What to produce:
Comb the records below for the string "JSON" and copy each line where it turns up.

==================================================

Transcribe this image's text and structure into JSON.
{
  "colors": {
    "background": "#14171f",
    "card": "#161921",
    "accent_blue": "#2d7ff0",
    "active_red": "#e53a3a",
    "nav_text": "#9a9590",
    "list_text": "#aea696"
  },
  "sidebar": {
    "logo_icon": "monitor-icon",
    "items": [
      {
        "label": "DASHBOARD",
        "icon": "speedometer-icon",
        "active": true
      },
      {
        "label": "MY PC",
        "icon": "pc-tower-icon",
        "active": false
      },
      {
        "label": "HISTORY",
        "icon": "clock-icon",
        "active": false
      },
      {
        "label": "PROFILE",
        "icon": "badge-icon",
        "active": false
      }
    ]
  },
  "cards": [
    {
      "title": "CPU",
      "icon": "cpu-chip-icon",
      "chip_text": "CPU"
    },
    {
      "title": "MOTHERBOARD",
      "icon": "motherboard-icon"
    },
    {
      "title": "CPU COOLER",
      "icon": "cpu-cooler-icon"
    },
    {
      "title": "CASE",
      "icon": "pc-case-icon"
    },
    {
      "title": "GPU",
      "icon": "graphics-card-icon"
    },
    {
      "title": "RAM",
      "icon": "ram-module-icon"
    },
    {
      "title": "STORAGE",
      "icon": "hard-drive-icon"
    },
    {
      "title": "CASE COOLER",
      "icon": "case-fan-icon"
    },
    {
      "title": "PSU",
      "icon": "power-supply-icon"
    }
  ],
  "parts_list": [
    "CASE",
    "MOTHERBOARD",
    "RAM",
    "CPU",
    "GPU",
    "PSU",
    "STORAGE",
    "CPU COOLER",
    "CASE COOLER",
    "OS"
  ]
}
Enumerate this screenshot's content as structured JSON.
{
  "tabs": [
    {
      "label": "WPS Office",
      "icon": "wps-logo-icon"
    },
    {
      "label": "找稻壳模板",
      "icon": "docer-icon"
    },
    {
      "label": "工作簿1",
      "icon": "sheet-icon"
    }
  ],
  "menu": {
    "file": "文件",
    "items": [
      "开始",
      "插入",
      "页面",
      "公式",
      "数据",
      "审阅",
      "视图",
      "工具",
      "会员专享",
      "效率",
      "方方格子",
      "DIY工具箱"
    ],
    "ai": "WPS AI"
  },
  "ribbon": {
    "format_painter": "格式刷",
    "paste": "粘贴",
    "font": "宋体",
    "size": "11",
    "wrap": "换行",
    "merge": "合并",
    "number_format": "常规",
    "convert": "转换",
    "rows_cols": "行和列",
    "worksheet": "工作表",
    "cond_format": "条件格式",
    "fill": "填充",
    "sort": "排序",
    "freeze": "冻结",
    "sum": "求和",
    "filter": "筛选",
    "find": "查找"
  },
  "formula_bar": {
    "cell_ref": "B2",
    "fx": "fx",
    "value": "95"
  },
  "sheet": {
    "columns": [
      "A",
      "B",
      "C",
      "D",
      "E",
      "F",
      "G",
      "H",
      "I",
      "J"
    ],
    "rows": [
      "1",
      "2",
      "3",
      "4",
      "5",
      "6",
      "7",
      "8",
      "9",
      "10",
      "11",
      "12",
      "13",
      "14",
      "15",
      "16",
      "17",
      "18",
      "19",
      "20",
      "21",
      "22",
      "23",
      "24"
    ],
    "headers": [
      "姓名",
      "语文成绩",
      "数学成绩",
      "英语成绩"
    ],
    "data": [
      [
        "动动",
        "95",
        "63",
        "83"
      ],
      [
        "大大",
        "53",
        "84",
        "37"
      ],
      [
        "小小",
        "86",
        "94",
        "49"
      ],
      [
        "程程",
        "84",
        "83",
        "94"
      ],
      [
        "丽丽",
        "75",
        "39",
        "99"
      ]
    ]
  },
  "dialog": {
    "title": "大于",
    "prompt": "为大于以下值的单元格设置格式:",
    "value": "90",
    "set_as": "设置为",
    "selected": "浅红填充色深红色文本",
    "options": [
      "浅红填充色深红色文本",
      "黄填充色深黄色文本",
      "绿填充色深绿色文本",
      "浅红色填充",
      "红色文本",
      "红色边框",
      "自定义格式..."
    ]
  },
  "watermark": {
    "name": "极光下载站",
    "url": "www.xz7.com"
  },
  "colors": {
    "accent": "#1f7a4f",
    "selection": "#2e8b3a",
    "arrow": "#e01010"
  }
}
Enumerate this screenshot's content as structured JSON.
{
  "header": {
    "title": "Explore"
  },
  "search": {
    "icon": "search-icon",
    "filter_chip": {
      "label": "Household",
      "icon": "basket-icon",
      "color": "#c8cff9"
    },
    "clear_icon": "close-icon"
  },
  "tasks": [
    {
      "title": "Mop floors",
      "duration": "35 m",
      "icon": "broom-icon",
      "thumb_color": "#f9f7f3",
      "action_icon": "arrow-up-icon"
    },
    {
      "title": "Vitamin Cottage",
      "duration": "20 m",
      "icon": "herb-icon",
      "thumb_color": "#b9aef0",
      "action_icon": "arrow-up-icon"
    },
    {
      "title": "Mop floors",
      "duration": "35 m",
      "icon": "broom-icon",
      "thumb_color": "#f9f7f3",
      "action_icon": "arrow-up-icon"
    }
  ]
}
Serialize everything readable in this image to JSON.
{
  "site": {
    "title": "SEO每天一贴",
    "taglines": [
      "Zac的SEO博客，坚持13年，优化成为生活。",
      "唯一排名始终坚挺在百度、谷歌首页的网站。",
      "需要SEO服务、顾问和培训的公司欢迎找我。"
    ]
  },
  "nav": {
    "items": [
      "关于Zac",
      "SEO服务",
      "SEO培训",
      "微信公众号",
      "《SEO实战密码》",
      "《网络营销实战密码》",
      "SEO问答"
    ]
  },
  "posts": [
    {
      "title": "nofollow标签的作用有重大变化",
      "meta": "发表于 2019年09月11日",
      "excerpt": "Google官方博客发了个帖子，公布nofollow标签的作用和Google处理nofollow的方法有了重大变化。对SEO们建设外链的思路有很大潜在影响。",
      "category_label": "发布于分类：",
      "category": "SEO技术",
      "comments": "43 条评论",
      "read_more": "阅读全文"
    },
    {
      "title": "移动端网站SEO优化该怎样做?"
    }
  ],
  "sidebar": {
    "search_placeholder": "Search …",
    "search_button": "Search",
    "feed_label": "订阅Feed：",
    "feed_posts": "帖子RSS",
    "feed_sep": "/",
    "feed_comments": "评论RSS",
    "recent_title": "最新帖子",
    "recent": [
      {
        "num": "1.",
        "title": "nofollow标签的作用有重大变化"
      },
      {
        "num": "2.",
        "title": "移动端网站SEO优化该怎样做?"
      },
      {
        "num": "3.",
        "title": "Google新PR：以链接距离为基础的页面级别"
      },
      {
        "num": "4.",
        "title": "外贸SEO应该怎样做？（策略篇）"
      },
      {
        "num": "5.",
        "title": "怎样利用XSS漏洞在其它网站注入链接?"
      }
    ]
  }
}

==================================================

Full solution:
Transcribe this image's text and structure into JSON.
Enumerate this screenshot's content as structured JSON.
Enumerate this screenshot's content as structured JSON.
Serialize everything readable in this image to JSON.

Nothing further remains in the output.